_DATASET ROWS:_
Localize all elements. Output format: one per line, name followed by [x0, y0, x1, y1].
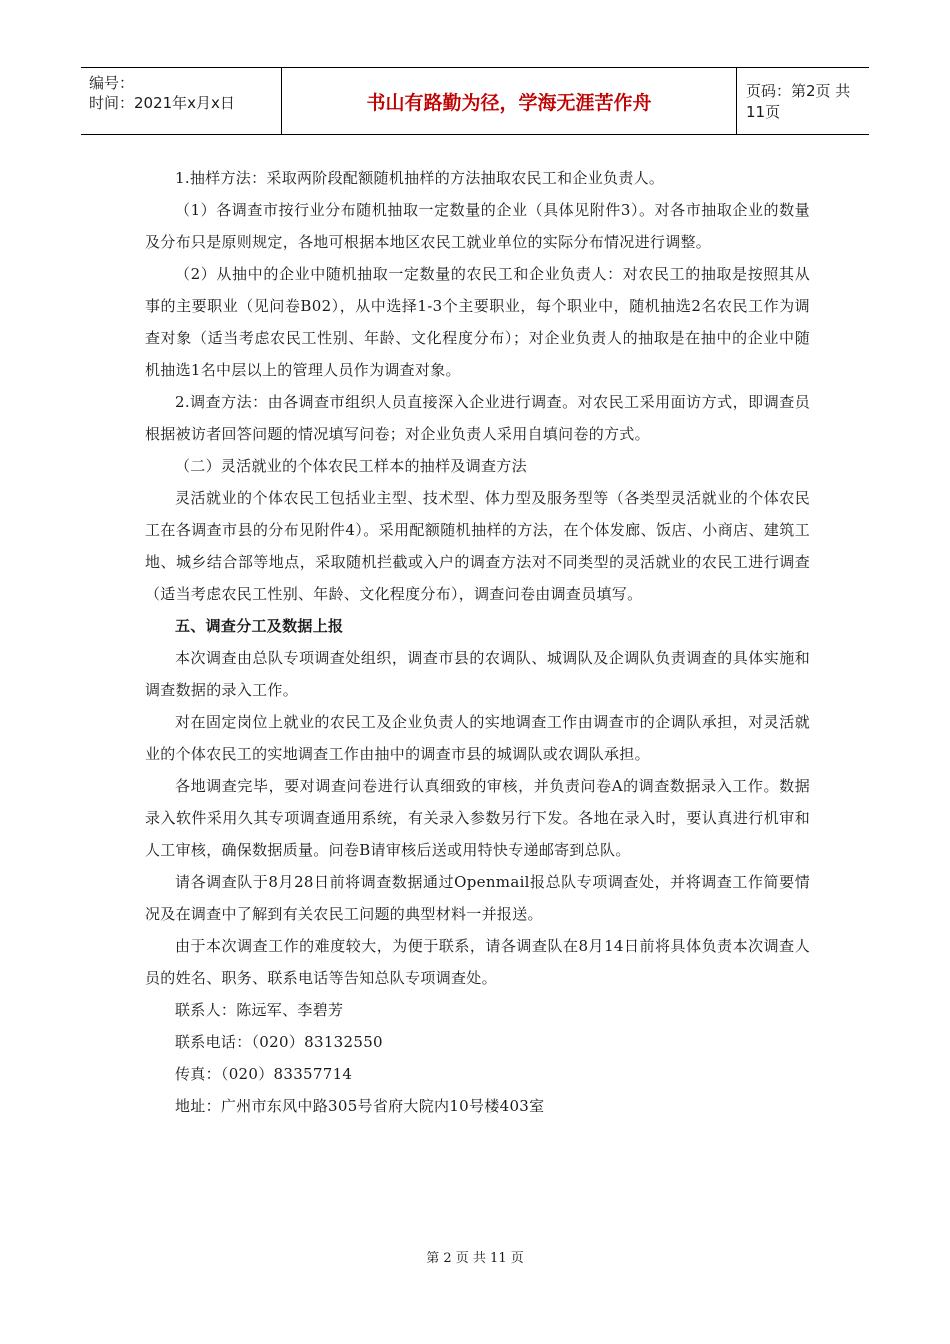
section-heading-division: 五、调查分工及数据上报 [175, 617, 344, 635]
para-sampling-method: 1.抽样方法：采取两阶段配额随机抽样的方法抽取农民工和企业负责人。 [175, 169, 665, 187]
header-meta [81, 68, 282, 134]
para-survey-method: 2.调查方法：由各调查市组织人员直接深入企业进行调查。对农民工采用面访方式，即调查员根据被访者回答问题的情况填写问卷；对企业负责人采用自填问卷的方式。 [145, 393, 810, 443]
contact-address: 地址：广州市东风中路305号省府大院内10号楼403室 [175, 1097, 545, 1115]
para-deadline: 请各调查队于8月28日前将调查数据通过Openmail报总队专项调查处，并将调查工作简要情况及在调查中了解到有关农民工问题的典型材料一并报送。 [145, 873, 810, 923]
header-page-label: 页码：第2页 共11页 [746, 82, 851, 121]
para-review: 各地调查完毕，要对调查问卷进行认真细致的审核，并负责问卷A的调查数据录入工作。数据录入软件采用久其专项调查通用系统，有关录入参数另行下发。各地在录入时，要认真进行机审和人工审核，确保数据质量。问卷B请审核后送或用特快专递邮寄到总队。 [145, 777, 810, 859]
contact-person: 联系人：陈远军、李碧芳 [175, 1001, 344, 1019]
para-contact-deadline: 由于本次调查工作的难度较大，为便于联系，请各调查队在8月14日前将具体负责本次调查人员的姓名、职务、联系电话等告知总队专项调查处。 [145, 937, 810, 987]
code-label: 编号： [89, 74, 135, 92]
document-header [81, 67, 869, 135]
subheading-flexible-employment: （二）灵活就业的个体农民工样本的抽样及调查方法 [175, 457, 527, 475]
page-footer: 第 2 页 共 11 页 [426, 1251, 524, 1266]
time-label: 时间：2021年x月x日 [89, 94, 235, 112]
header-motto: 书山有路勤为径，学海无涯苦作舟 [282, 68, 737, 134]
para-field-work: 对在固定岗位上就业的农民工及企业负责人的实地调查工作由调查市的企调队承担，对灵活就业的个体农民工的实地调查工作由抽中的调查市县的城调队或农调队承担。 [145, 713, 810, 763]
para-worker-selection: （2）从抽中的企业中随机抽取一定数量的农民工和企业负责人：对农民工的抽取是按照其从事的主要职业（见问卷B02），从中选择1-3个主要职业，每个职业中，随机抽选2名农民工作为调查对象（适当考虑农民工性别、年龄、文化程度分布）；对企业负责人的抽取是在抽中的企业中随机抽选1名中层以上的管理人员作为调查对象。 [145, 265, 810, 379]
para-flexible-employment: 灵活就业的个体农民工包括业主型、技术型、体力型及服务型等（各类型灵活就业的个体农民工在各调查市县的分布见附件4）。采用配额随机抽样的方法，在个体发廊、饭店、小商店、建筑工地、城乡结合部等地点，采取随机拦截或入户的调查方法对不同类型的灵活就业的农民工进行调查（适当考虑农民工性别、年龄、文化程度分布），调查问卷由调查员填写。 [145, 489, 810, 603]
contact-fax: 传真：（020）83357714 [175, 1065, 353, 1083]
para-organization: 本次调查由总队专项调查处组织，调查市县的农调队、城调队及企调队负责调查的具体实施和调查数据的录入工作。 [145, 649, 810, 699]
para-enterprise-selection: （1）各调查市按行业分布随机抽取一定数量的企业（具体见附件3）。对各市抽取企业的数量及分布只是原则规定，各地可根据本地区农民工就业单位的实际分布情况进行调整。 [145, 201, 810, 251]
document-body [145, 162, 810, 1122]
contact-phone: 联系电话：（020）83132550 [175, 1033, 383, 1051]
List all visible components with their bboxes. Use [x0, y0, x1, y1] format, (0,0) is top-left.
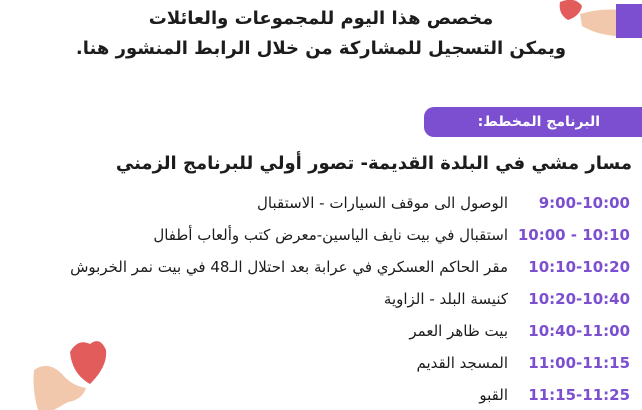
schedule-row — [257, 190, 630, 216]
intro-line-2: ويمكن التسجيل للمشاركة من خلال الرابط المنشور هنا. — [75, 38, 567, 59]
schedule-row — [479, 382, 630, 408]
program-section-title: البرنامج المخطط: — [477, 114, 600, 130]
intro-line-1: مخصص هذا اليوم للمجموعات والعائلات — [148, 8, 494, 29]
schedule-time: 10:10-10:20 — [528, 258, 630, 276]
program-section-badge — [424, 107, 642, 137]
schedule-time: 11:00-11:15 — [528, 354, 630, 372]
schedule-description: بيت ظاهر العمر — [409, 322, 508, 340]
schedule-row — [70, 254, 630, 280]
schedule-description: كنيسة البلد - الزاوية — [383, 290, 508, 308]
schedule-time: 10:40-11:00 — [528, 322, 630, 340]
schedule-time: 10:00 - 10:10 — [517, 226, 630, 244]
intro-text — [0, 4, 642, 64]
program-subtitle: مسار مشي في البلدة القديمة- تصور أولي للبرنامج الزمني — [115, 153, 632, 174]
schedule-row — [153, 222, 630, 248]
schedule-description: المسجد القديم — [416, 354, 508, 372]
schedule-description: الوصول الى موقف السيارات - الاستقبال — [257, 194, 508, 212]
schedule-description: استقبال في بيت نايف الياسين-معرض كتب وألعاب أطفال — [153, 226, 508, 244]
hand-holding-heart-icon — [28, 330, 138, 410]
schedule-time: 11:15-11:25 — [528, 386, 630, 404]
schedule-row — [384, 286, 630, 312]
schedule-row — [417, 350, 630, 376]
schedule-time: 9:00-10:00 — [538, 194, 630, 212]
schedule-row — [409, 318, 630, 344]
schedule-description: مقر الحاكم العسكري في عرابة بعد احتلال الـ48 في بيت نمر الخربوش — [70, 258, 508, 276]
schedule-time: 10:20-10:40 — [528, 290, 630, 308]
schedule-description: القبو — [479, 386, 508, 404]
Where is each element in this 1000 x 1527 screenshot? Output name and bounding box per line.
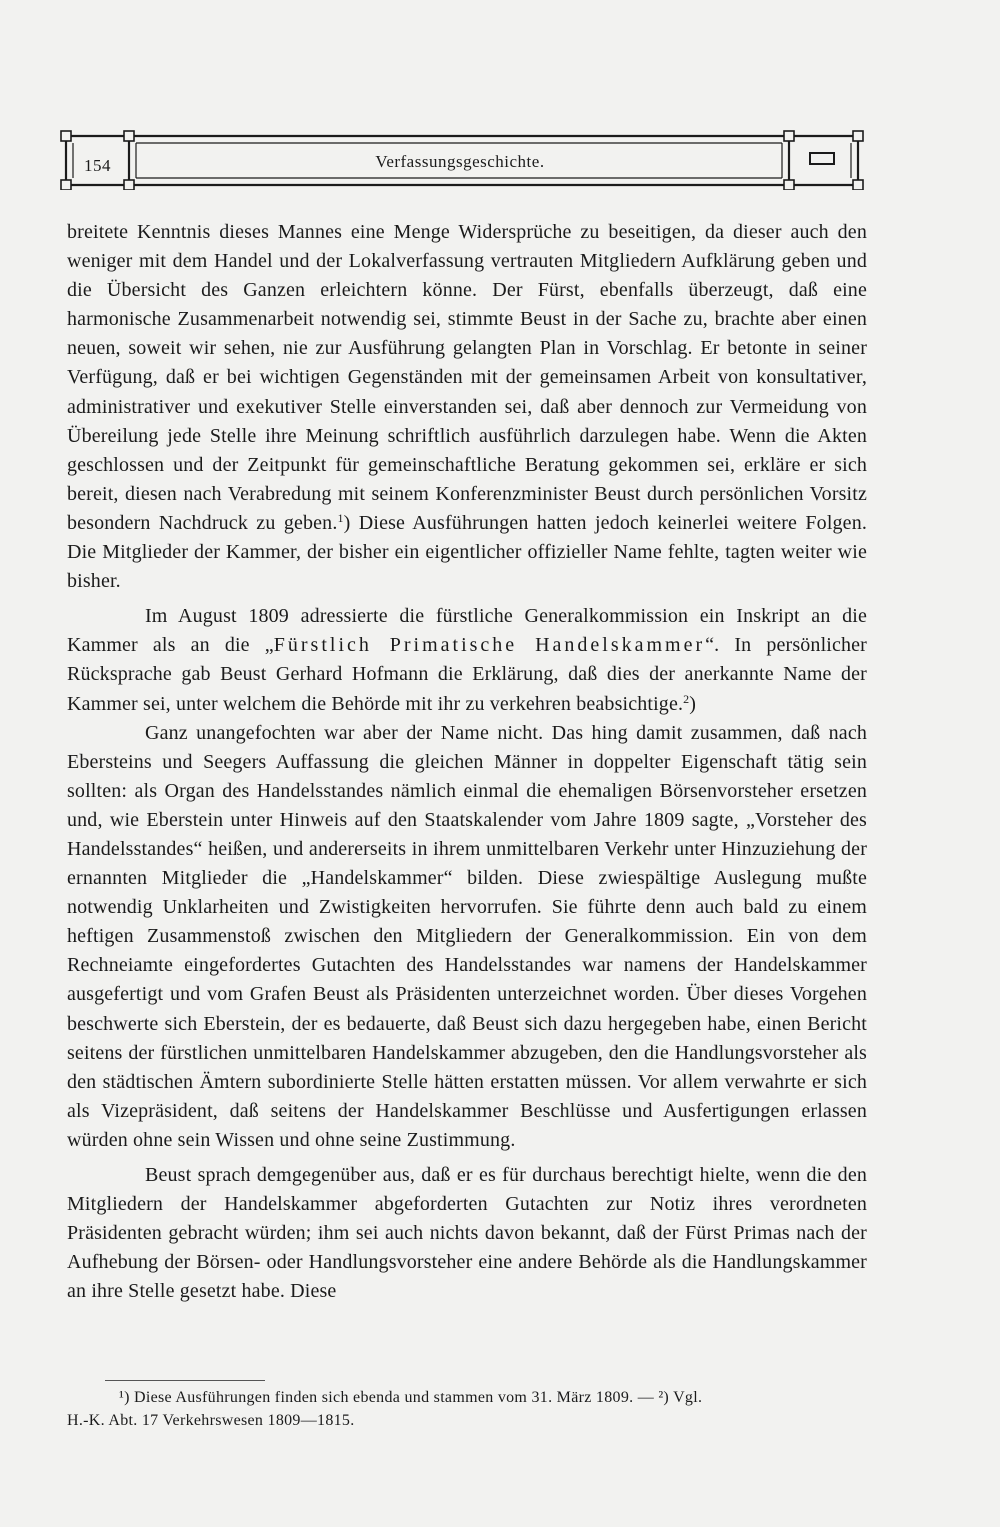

_WHAT THE TASK ASKS:_
Find each line in the records that contains the string "intro" and copy those lines.

_OUTPUT:_
intro-line-2: ويمكن التسجيل للمشاركة من خلال الرابط المنشور هنا. — [75, 38, 567, 59]
intro-line-1: مخصص هذا اليوم للمجموعات والعائلات — [148, 8, 494, 29]
intro-text — [0, 4, 642, 64]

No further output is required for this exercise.